— start Data section —
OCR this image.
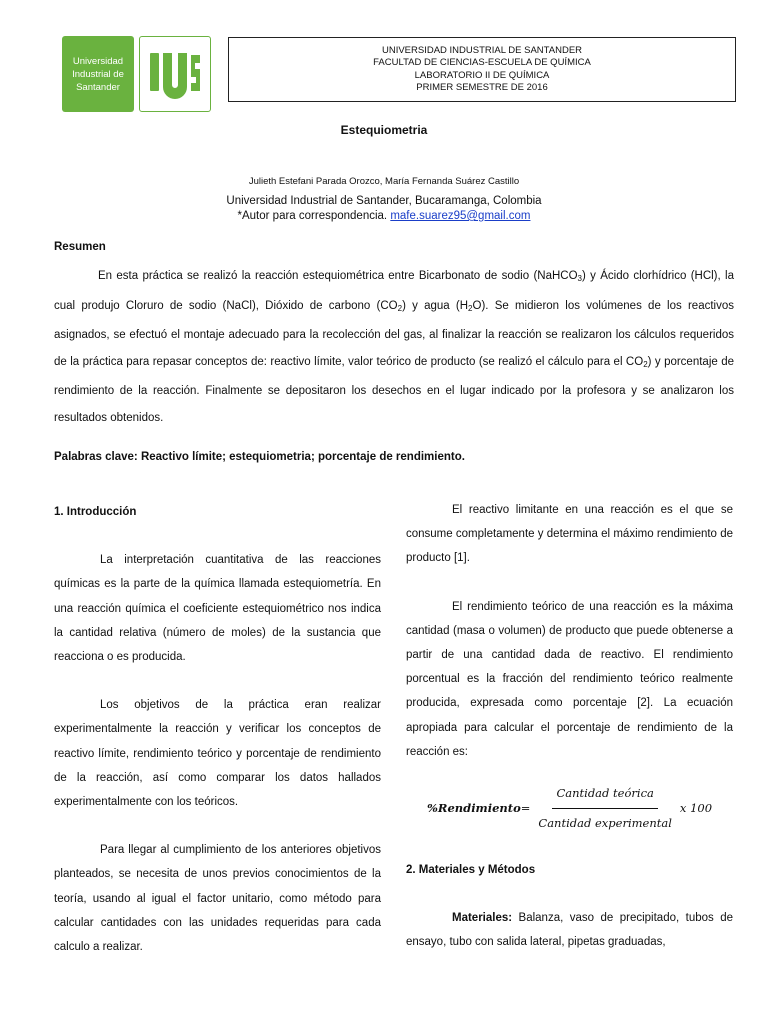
Universidad
Industrial de
Santander
UNIVERSIDAD INDUSTRIAL DE SANTANDER
FACULTAD DE CIENCIAS-ESCUELA DE QUÍMICA
LABORATORIO II DE QUÍMICA
PRIMER SEMESTRE DE 2016
Estequiometria
Julieth Estefani Parada Orozco, María Fernanda Suárez Castillo
Universidad Industrial de Santander, Bucaramanga, Colombia
*Autor para correspondencia. mafe.suarez95@gmail.com
Resumen

En esta práctica se realizó la reacción estequiométrica entre Bicarbonato de sodio (NaHCO$_3$) y Ácido clorhídrico (HCl), la cual produjo Cloruro de sodio (NaCl), Dióxido de carbono $(CO_2)$ y agua $(H_2O)$. Se midieron los volúmenes de los reactivos asignados, se efectuó el montaje adecuado para la recolección del gas, al finalizar la reacción se realizaron los cálculos requeridos de la práctica para repasar conceptos de: reactivo límite, valor teórico de producto (se realizó el cálculo para el $CO_2$) y porcentaje de rendimiento de la reacción. Finalmente se depositaron los desechos en el lugar indicado por la profesora y se analizaron los resultados obtenidos.

Palabras clave: Reactivo límite; estequiometria; porcentaje de rendimiento.
1. Introducción

La interpretación cuantitativa de las reacciones químicas es la parte de la química llamada estequiometría. En una reacción química el coeficiente estequiométrico nos indica la cantidad relativa (número de moles) de la sustancia que reacciona o es producida.

Los objetivos de la práctica eran realizar experimentalmente la reacción y verificar los conceptos de reactivo límite, rendimiento teórico y porcentaje de rendimiento de la reacción, así como comparar los datos hallados experimentalmente con los teóricos.

Para llegar al cumplimiento de los anteriores objetivos planteados, se necesita de unos previos conocimientos de la teoría, usando al igual el factor unitario, como método para calcular cantidades con las unidades requeridas para cada calculo a realizar.

El reactivo limitante en una reacción es el que se consume completamente y determina el máximo rendimiento de producto [1].

El rendimiento teórico de una reacción es la máxima cantidad (masa o volumen) de producto que puede obtenerse a partir de una cantidad dada de reactivo. El rendimiento porcentual es la fracción del rendimiento teórico realmente producida, expresada como porcentaje [2]. La ecuación apropiada para calcular el porcentaje de rendimiento de la reacción es:

%Rendimiento = $\frac{\text{Cantidad teórica}}{\text{Cantidad experimental}}$ x 100
2. Materiales y Métodos

Materiales: Balanza, vaso de precipitado, tubos de ensayo, tubo con salida lateral, pipetas graduadas,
— end Data section —
Instruction:
Reproduce every record above exactly, but leave out the pictures.

Solution to the exercise:
OCR this image.
Universidad
Industrial de
Santander
UNIVERSIDAD INDUSTRIAL DE SANTANDER
FACULTAD DE CIENCIAS-ESCUELA DE QUÍMICA
LABORATORIO II DE QUÍMICA
PRIMER SEMESTRE DE 2016
Estequiometria
Julieth Estefani Parada Orozco, María Fernanda Suárez Castillo
Universidad Industrial de Santander, Bucaramanga, Colombia
*Autor para correspondencia. mafe.suarez95@gmail.com
Resumen

En esta práctica se realizó la reacción estequiométrica entre Bicarbonato de sodio (NaHCO$_3$) y Ácido clorhídrico (HCl), la cual produjo Cloruro de sodio (NaCl), Dióxido de carbono $(CO_2)$ y agua $(H_2O)$. Se midieron los volúmenes de los reactivos asignados, se efectuó el montaje adecuado para la recolección del gas, al finalizar la reacción se realizaron los cálculos requeridos de la práctica para repasar conceptos de: reactivo límite, valor teórico de producto (se realizó el cálculo para el $CO_2$) y porcentaje de rendimiento de la reacción. Finalmente se depositaron los desechos en el lugar indicado por la profesora y se analizaron los resultados obtenidos.

Palabras clave: Reactivo límite; estequiometria; porcentaje de rendimiento.
1. Introducción

La interpretación cuantitativa de las reacciones químicas es la parte de la química llamada estequiometría. En una reacción química el coeficiente estequiométrico nos indica la cantidad relativa (número de moles) de la sustancia que reacciona o es producida.

Los objetivos de la práctica eran realizar experimentalmente la reacción y verificar los conceptos de reactivo límite, rendimiento teórico y porcentaje de rendimiento de la reacción, así como comparar los datos hallados experimentalmente con los teóricos.

Para llegar al cumplimiento de los anteriores objetivos planteados, se necesita de unos previos conocimientos de la teoría, usando al igual el factor unitario, como método para calcular cantidades con las unidades requeridas para cada calculo a realizar.

El reactivo limitante en una reacción es el que se consume completamente y determina el máximo rendimiento de producto [1].

El rendimiento teórico de una reacción es la máxima cantidad (masa o volumen) de producto que puede obtenerse a partir de una cantidad dada de reactivo. El rendimiento porcentual es la fracción del rendimiento teórico realmente producida, expresada como porcentaje [2]. La ecuación apropiada para calcular el porcentaje de rendimiento de la reacción es:

%Rendimiento = $\frac{\text{Cantidad teórica}}{\text{Cantidad experimental}}$ x 100
2. Materiales y Métodos

Materiales: Balanza, vaso de precipitado, tubos de ensayo, tubo con salida lateral, pipetas graduadas,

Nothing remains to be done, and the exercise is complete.